* WHAT YOU SHOULD DO
The listing below should be printed exactly, every line of it. Skip the pictures.

* GIVEN INFORMATION
################

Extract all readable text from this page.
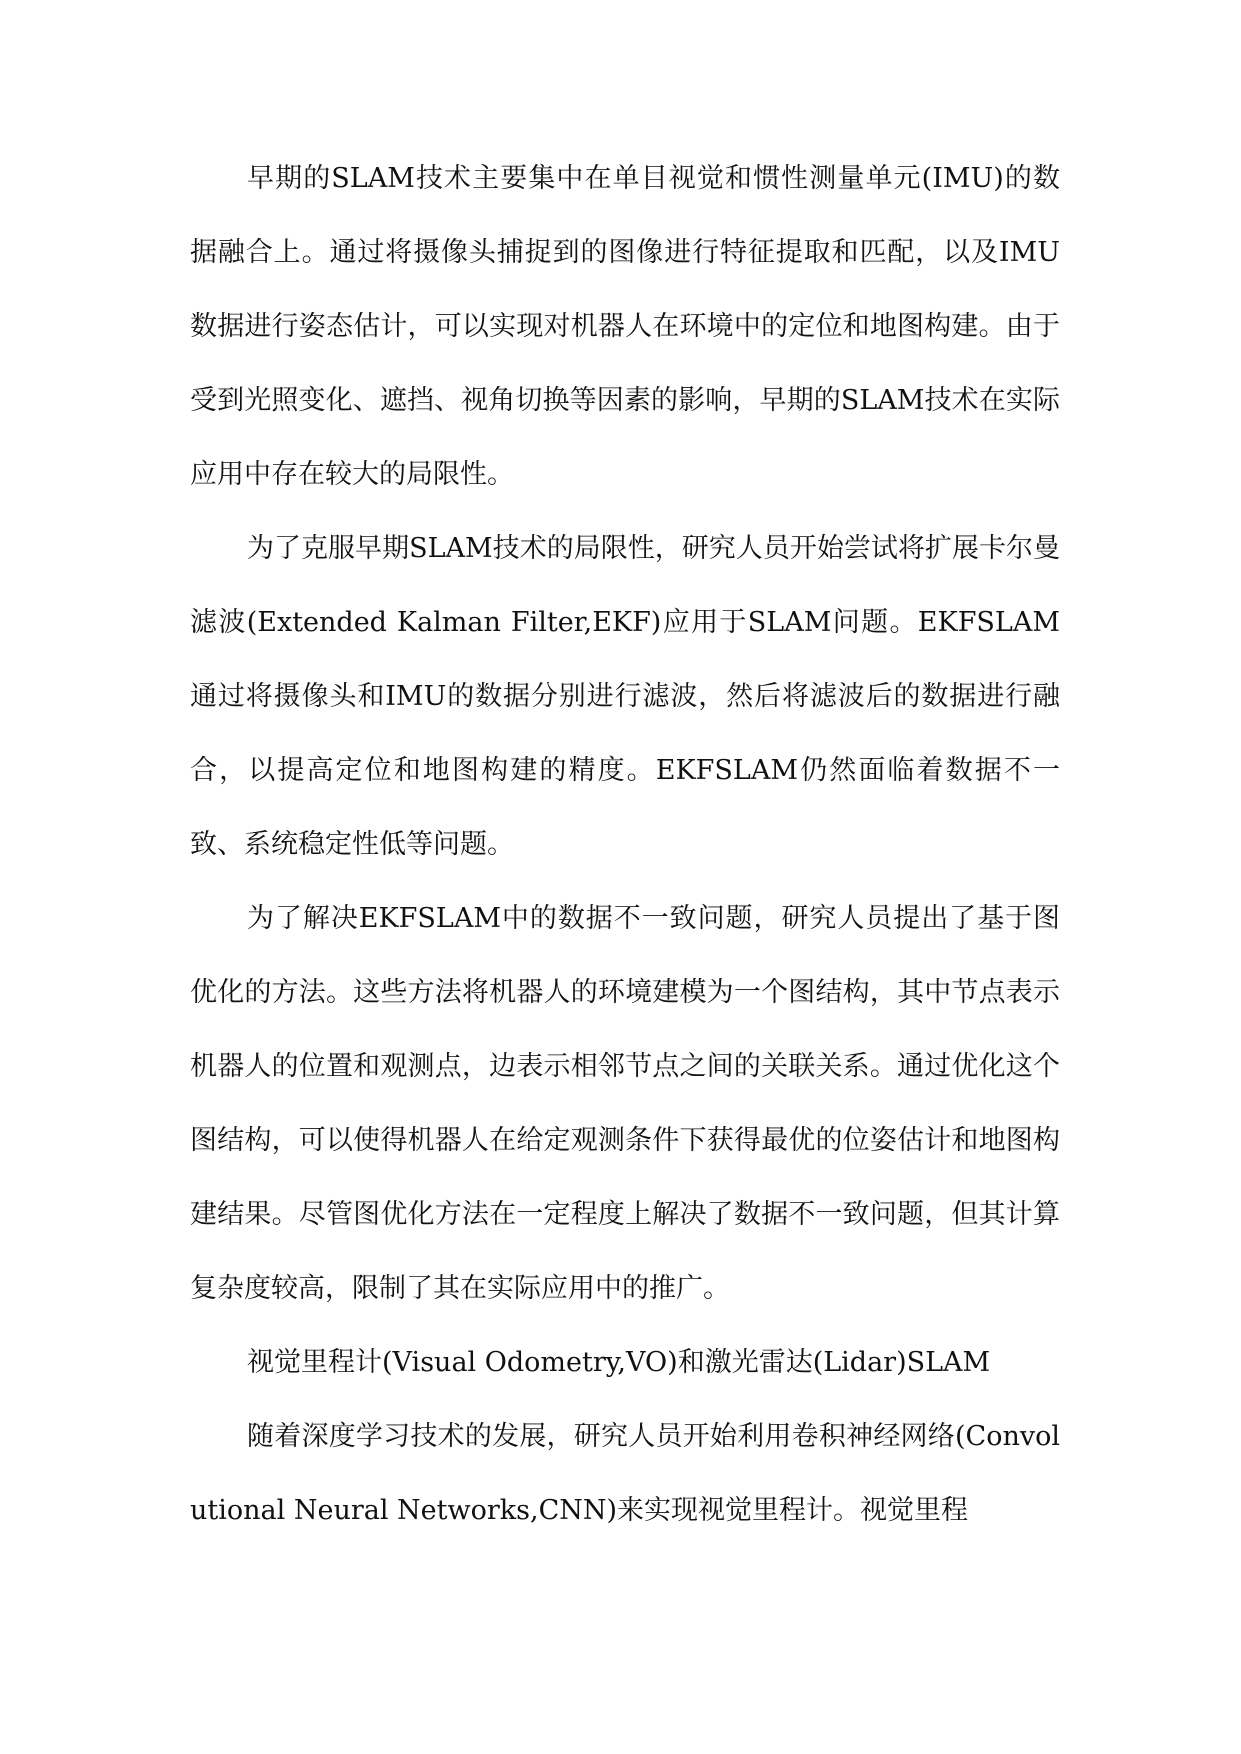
早期的SLAM技术主要集中在单目视觉和惯性测量单元(IMU)的数据融合上。通过将摄像头捕捉到的图像进行特征提取和匹配，以及IMU数据进行姿态估计，可以实现对机器人在环境中的定位和地图构建。由于受到光照变化、遮挡、视角切换等因素的影响，早期的SLAM技术在实际应用中存在较大的局限性。

为了克服早期SLAM技术的局限性，研究人员开始尝试将扩展卡尔曼滤波(Extended Kalman Filter,EKF)应用于SLAM问题。EKFSLAM通过将摄像头和IMU的数据分别进行滤波，然后将滤波后的数据进行融合，以提高定位和地图构建的精度。EKFSLAM仍然面临着数据不一致、系统稳定性低等问题。

为了解决EKFSLAM中的数据不一致问题，研究人员提出了基于图优化的方法。这些方法将机器人的环境建模为一个图结构，其中节点表示机器人的位置和观测点，边表示相邻节点之间的关联关系。通过优化这个图结构，可以使得机器人在给定观测条件下获得最优的位姿估计和地图构建结果。尽管图优化方法在一定程度上解决了数据不一致问题，但其计算复杂度较高，限制了其在实际应用中的推广。

视觉里程计(Visual Odometry,VO)和激光雷达(Lidar)SLAM

随着深度学习技术的发展，研究人员开始利用卷积神经网络(Convolutional Neural Networks,CNN)来实现视觉里程计。视觉里程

################

* TASK RESPONSE
Extract all readable text from this page.
早期的SLAM技术主要集中在单目视觉和惯性测量单元(IMU)的数据融合上。通过将摄像头捕捉到的图像进行特征提取和匹配，以及IMU数据进行姿态估计，可以实现对机器人在环境中的定位和地图构建。由于受到光照变化、遮挡、视角切换等因素的影响，早期的SLAM技术在实际应用中存在较大的局限性。

为了克服早期SLAM技术的局限性，研究人员开始尝试将扩展卡尔曼滤波(Extended Kalman Filter,EKF)应用于SLAM问题。EKFSLAM通过将摄像头和IMU的数据分别进行滤波，然后将滤波后的数据进行融合，以提高定位和地图构建的精度。EKFSLAM仍然面临着数据不一致、系统稳定性低等问题。

为了解决EKFSLAM中的数据不一致问题，研究人员提出了基于图优化的方法。这些方法将机器人的环境建模为一个图结构，其中节点表示机器人的位置和观测点，边表示相邻节点之间的关联关系。通过优化这个图结构，可以使得机器人在给定观测条件下获得最优的位姿估计和地图构建结果。尽管图优化方法在一定程度上解决了数据不一致问题，但其计算复杂度较高，限制了其在实际应用中的推广。

视觉里程计(Visual Odometry,VO)和激光雷达(Lidar)SLAM

随着深度学习技术的发展，研究人员开始利用卷积神经网络(Convolutional Neural Networks,CNN)来实现视觉里程计。视觉里程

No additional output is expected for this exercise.